→ **YOUR OBJECTIVE**: Output, with no changes, the span of lines that opens with the line containing "What does this" and closes with the last line.
— Begin EXERCISE MATERIALS —
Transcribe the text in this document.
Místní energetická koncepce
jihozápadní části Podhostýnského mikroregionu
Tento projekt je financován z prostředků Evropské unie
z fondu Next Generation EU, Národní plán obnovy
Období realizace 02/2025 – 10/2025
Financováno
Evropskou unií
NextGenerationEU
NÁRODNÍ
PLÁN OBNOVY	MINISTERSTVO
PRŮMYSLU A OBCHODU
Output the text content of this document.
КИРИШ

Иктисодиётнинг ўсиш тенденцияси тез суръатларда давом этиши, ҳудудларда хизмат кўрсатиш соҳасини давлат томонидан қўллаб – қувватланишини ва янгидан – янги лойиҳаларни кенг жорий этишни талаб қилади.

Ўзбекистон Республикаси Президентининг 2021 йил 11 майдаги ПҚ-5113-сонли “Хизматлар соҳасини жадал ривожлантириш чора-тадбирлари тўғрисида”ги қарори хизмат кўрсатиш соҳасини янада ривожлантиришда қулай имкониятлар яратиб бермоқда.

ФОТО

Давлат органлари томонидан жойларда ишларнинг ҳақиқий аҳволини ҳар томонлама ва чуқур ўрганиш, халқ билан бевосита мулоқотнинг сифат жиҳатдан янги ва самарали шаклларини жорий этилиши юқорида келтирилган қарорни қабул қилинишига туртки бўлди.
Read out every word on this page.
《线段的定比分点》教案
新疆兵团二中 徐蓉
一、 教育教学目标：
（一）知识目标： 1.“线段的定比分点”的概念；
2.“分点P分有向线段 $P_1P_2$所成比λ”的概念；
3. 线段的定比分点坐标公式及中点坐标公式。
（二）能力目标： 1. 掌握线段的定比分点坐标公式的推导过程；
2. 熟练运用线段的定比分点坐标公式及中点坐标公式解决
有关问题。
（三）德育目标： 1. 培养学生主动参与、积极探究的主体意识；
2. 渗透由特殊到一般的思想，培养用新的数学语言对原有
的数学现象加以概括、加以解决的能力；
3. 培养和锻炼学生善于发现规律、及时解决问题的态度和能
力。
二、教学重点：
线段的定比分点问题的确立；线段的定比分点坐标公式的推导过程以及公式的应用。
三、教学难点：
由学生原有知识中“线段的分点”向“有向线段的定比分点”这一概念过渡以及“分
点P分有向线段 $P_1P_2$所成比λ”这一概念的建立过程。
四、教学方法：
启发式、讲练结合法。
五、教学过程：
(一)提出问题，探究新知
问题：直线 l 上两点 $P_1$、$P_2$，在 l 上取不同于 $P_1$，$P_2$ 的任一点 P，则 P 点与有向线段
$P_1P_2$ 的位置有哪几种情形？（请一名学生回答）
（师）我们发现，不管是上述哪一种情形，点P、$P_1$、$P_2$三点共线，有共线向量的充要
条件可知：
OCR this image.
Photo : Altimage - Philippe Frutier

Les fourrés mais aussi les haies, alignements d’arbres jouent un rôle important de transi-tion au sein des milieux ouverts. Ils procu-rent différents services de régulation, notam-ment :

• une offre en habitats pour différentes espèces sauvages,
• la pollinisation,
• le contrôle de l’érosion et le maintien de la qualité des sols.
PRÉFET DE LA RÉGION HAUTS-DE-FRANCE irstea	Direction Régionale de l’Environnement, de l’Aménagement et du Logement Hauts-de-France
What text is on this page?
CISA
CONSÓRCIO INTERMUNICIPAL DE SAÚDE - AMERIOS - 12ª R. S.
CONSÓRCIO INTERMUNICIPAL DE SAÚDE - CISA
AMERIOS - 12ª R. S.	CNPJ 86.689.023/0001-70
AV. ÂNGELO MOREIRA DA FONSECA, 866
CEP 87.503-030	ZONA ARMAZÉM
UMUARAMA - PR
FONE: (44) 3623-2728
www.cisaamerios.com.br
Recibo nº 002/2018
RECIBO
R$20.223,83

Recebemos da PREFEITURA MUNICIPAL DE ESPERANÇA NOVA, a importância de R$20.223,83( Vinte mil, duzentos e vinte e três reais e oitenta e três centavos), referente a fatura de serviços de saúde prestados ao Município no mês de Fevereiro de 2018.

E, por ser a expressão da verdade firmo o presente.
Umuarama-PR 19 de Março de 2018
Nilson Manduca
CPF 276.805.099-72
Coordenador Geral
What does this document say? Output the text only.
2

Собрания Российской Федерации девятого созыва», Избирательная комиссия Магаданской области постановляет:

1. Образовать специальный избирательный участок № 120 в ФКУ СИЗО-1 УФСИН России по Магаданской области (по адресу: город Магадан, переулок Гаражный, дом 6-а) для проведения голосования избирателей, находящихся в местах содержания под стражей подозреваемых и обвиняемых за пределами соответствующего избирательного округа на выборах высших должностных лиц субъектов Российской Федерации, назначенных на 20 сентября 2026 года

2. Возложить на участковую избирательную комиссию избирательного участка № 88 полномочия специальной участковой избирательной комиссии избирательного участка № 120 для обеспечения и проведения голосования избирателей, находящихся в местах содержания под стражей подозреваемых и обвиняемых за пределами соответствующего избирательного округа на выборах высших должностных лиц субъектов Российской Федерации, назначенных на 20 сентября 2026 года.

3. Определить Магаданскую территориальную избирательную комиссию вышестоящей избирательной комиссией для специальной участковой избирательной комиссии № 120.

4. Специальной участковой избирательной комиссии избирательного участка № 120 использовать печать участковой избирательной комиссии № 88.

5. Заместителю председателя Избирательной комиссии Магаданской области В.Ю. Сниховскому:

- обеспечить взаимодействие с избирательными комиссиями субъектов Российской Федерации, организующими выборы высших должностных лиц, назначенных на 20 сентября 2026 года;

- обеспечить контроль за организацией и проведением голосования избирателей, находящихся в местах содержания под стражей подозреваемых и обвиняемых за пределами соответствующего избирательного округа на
— End EXERCISE MATERIALS —
→ **THE SOLUTION**:
What does this document say? Output the text only.
2

Собрания Российской Федерации девятого созыва», Избирательная комиссия Магаданской области постановляет:

1. Образовать специальный избирательный участок № 120 в ФКУ СИЗО-1 УФСИН России по Магаданской области (по адресу: город Магадан, переулок Гаражный, дом 6-а) для проведения голосования избирателей, находящихся в местах содержания под стражей подозреваемых и обвиняемых за пределами соответствующего избирательного округа на выборах высших должностных лиц субъектов Российской Федерации, назначенных на 20 сентября 2026 года

2. Возложить на участковую избирательную комиссию избирательного участка № 88 полномочия специальной участковой избирательной комиссии избирательного участка № 120 для обеспечения и проведения голосования избирателей, находящихся в местах содержания под стражей подозреваемых и обвиняемых за пределами соответствующего избирательного округа на выборах высших должностных лиц субъектов Российской Федерации, назначенных на 20 сентября 2026 года.

3. Определить Магаданскую территориальную избирательную комиссию вышестоящей избирательной комиссией для специальной участковой избирательной комиссии № 120.

4. Специальной участковой избирательной комиссии избирательного участка № 120 использовать печать участковой избирательной комиссии № 88.

5. Заместителю председателя Избирательной комиссии Магаданской области В.Ю. Сниховскому:

- обеспечить взаимодействие с избирательными комиссиями субъектов Российской Федерации, организующими выборы высших должностных лиц, назначенных на 20 сентября 2026 года;

- обеспечить контроль за организацией и проведением голосования избирателей, находящихся в местах содержания под стражей подозреваемых и обвиняемых за пределами соответствующего избирательного округа на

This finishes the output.